- _TO DO_:
Reproduce every line of the entries below without any changes, omitting the pictures from your copy.
[INFORMATION GIVEN start]
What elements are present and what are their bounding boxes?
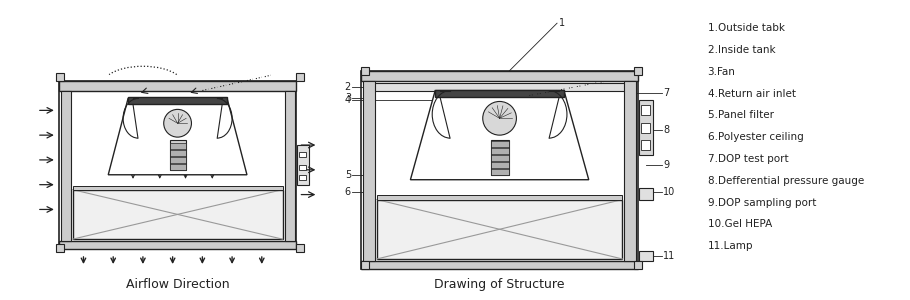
- Bar: [299, 152, 307, 157]
- Text: 10.Gel HEPA: 10.Gel HEPA: [708, 219, 772, 230]
- Bar: [73, 190, 283, 239]
- Bar: [363, 81, 375, 261]
- Text: 11: 11: [663, 251, 675, 261]
- Bar: [642, 123, 650, 133]
- Text: 9: 9: [663, 160, 669, 170]
- Bar: [377, 200, 622, 259]
- Bar: [73, 186, 283, 190]
- Polygon shape: [108, 98, 247, 175]
- Bar: [169, 143, 186, 149]
- Circle shape: [164, 110, 191, 137]
- Bar: [490, 148, 509, 154]
- Bar: [61, 91, 71, 241]
- Bar: [624, 81, 636, 261]
- Bar: [640, 251, 653, 261]
- Text: 9.DOP sampling port: 9.DOP sampling port: [708, 198, 816, 208]
- Bar: [377, 195, 622, 200]
- Bar: [490, 140, 509, 175]
- Bar: [59, 241, 297, 249]
- Bar: [128, 98, 228, 104]
- Bar: [435, 90, 564, 98]
- Text: Airflow Direction: Airflow Direction: [126, 278, 229, 291]
- Bar: [361, 261, 638, 269]
- Bar: [297, 244, 305, 252]
- Text: 6: 6: [345, 187, 351, 196]
- Bar: [490, 162, 509, 168]
- Bar: [56, 73, 64, 81]
- Text: 3.Fan: 3.Fan: [708, 67, 735, 77]
- Text: 6.Polyester ceiling: 6.Polyester ceiling: [708, 132, 804, 142]
- Bar: [490, 169, 509, 175]
- Bar: [169, 140, 186, 170]
- Bar: [297, 73, 305, 81]
- Text: 8: 8: [663, 125, 669, 135]
- Bar: [361, 67, 369, 75]
- Text: 8.Defferential pressure gauge: 8.Defferential pressure gauge: [708, 176, 864, 186]
- Bar: [285, 91, 295, 241]
- Bar: [299, 175, 307, 180]
- Bar: [642, 105, 650, 115]
- Bar: [490, 141, 509, 147]
- Text: 4: 4: [345, 95, 351, 106]
- Bar: [642, 140, 650, 150]
- Text: 5: 5: [345, 170, 351, 180]
- Text: 4.Return air inlet: 4.Return air inlet: [708, 88, 795, 99]
- Bar: [59, 81, 297, 249]
- Bar: [490, 155, 509, 161]
- Bar: [59, 81, 297, 91]
- Bar: [361, 71, 638, 81]
- Bar: [299, 165, 307, 170]
- Text: 7: 7: [663, 88, 670, 98]
- Text: Drawing of Structure: Drawing of Structure: [434, 278, 565, 291]
- Circle shape: [482, 101, 517, 135]
- Text: 3: 3: [345, 94, 351, 103]
- Text: 7.DOP test port: 7.DOP test port: [708, 154, 788, 164]
- Bar: [640, 188, 653, 200]
- Text: 2.Inside tank: 2.Inside tank: [708, 45, 775, 55]
- Bar: [640, 100, 653, 155]
- Text: 5.Panel filter: 5.Panel filter: [708, 110, 774, 120]
- Bar: [361, 71, 638, 269]
- Bar: [634, 261, 642, 269]
- Text: 2: 2: [345, 82, 351, 92]
- Text: 1.Outside tabk: 1.Outside tabk: [708, 23, 784, 33]
- Bar: [298, 145, 309, 185]
- Text: 10: 10: [663, 187, 675, 196]
- Bar: [369, 82, 631, 91]
- Bar: [634, 67, 642, 75]
- Polygon shape: [410, 91, 589, 180]
- Bar: [169, 157, 186, 163]
- Text: 1: 1: [559, 18, 565, 28]
- Bar: [56, 244, 64, 252]
- Bar: [169, 164, 186, 170]
- Text: 11.Lamp: 11.Lamp: [708, 241, 753, 251]
- Bar: [169, 150, 186, 156]
- Bar: [361, 261, 369, 269]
[INFORMATION GIVEN end]
- _SOLUTION FOR THIS EXERCISE_:
What elements are present and what are their bounding boxes?
- Bar: [299, 152, 307, 157]
- Text: 10.Gel HEPA: 10.Gel HEPA: [708, 219, 772, 230]
- Bar: [73, 190, 283, 239]
- Bar: [363, 81, 375, 261]
- Text: 11: 11: [663, 251, 675, 261]
- Bar: [642, 123, 650, 133]
- Text: 9: 9: [663, 160, 669, 170]
- Bar: [377, 200, 622, 259]
- Bar: [73, 186, 283, 190]
- Polygon shape: [108, 98, 247, 175]
- Bar: [169, 143, 186, 149]
- Circle shape: [164, 110, 191, 137]
- Bar: [490, 148, 509, 154]
- Bar: [61, 91, 71, 241]
- Bar: [624, 81, 636, 261]
- Bar: [640, 251, 653, 261]
- Text: 9.DOP sampling port: 9.DOP sampling port: [708, 198, 816, 208]
- Bar: [377, 195, 622, 200]
- Bar: [490, 140, 509, 175]
- Bar: [59, 241, 297, 249]
- Bar: [128, 98, 228, 104]
- Bar: [435, 90, 564, 98]
- Text: Airflow Direction: Airflow Direction: [126, 278, 229, 291]
- Bar: [361, 261, 638, 269]
- Bar: [297, 244, 305, 252]
- Text: 6: 6: [345, 187, 351, 196]
- Bar: [490, 162, 509, 168]
- Bar: [56, 73, 64, 81]
- Text: 3.Fan: 3.Fan: [708, 67, 735, 77]
- Text: 6.Polyester ceiling: 6.Polyester ceiling: [708, 132, 804, 142]
- Bar: [490, 169, 509, 175]
- Bar: [169, 140, 186, 170]
- Bar: [297, 73, 305, 81]
- Text: 8: 8: [663, 125, 669, 135]
- Bar: [361, 67, 369, 75]
- Text: 8.Defferential pressure gauge: 8.Defferential pressure gauge: [708, 176, 864, 186]
- Bar: [285, 91, 295, 241]
- Bar: [299, 175, 307, 180]
- Bar: [642, 105, 650, 115]
- Bar: [490, 141, 509, 147]
- Text: 4: 4: [345, 95, 351, 106]
- Bar: [642, 140, 650, 150]
- Text: 5: 5: [345, 170, 351, 180]
- Text: 4.Return air inlet: 4.Return air inlet: [708, 88, 795, 99]
- Bar: [59, 81, 297, 249]
- Bar: [490, 155, 509, 161]
- Bar: [59, 81, 297, 91]
- Bar: [361, 71, 638, 81]
- Bar: [299, 165, 307, 170]
- Text: 7: 7: [663, 88, 670, 98]
- Text: Drawing of Structure: Drawing of Structure: [434, 278, 565, 291]
- Circle shape: [482, 101, 517, 135]
- Text: 3: 3: [345, 94, 351, 103]
- Text: 7.DOP test port: 7.DOP test port: [708, 154, 788, 164]
- Bar: [640, 188, 653, 200]
- Text: 2.Inside tank: 2.Inside tank: [708, 45, 775, 55]
- Bar: [640, 100, 653, 155]
- Text: 5.Panel filter: 5.Panel filter: [708, 110, 774, 120]
- Bar: [361, 71, 638, 269]
- Bar: [634, 261, 642, 269]
- Text: 2: 2: [345, 82, 351, 92]
- Text: 1.Outside tabk: 1.Outside tabk: [708, 23, 784, 33]
- Bar: [298, 145, 309, 185]
- Text: 10: 10: [663, 187, 675, 196]
- Bar: [369, 82, 631, 91]
- Bar: [634, 67, 642, 75]
- Polygon shape: [410, 91, 589, 180]
- Bar: [169, 157, 186, 163]
- Text: 1: 1: [559, 18, 565, 28]
- Bar: [56, 244, 64, 252]
- Bar: [169, 164, 186, 170]
- Text: 11.Lamp: 11.Lamp: [708, 241, 753, 251]
- Bar: [169, 150, 186, 156]
- Bar: [361, 261, 369, 269]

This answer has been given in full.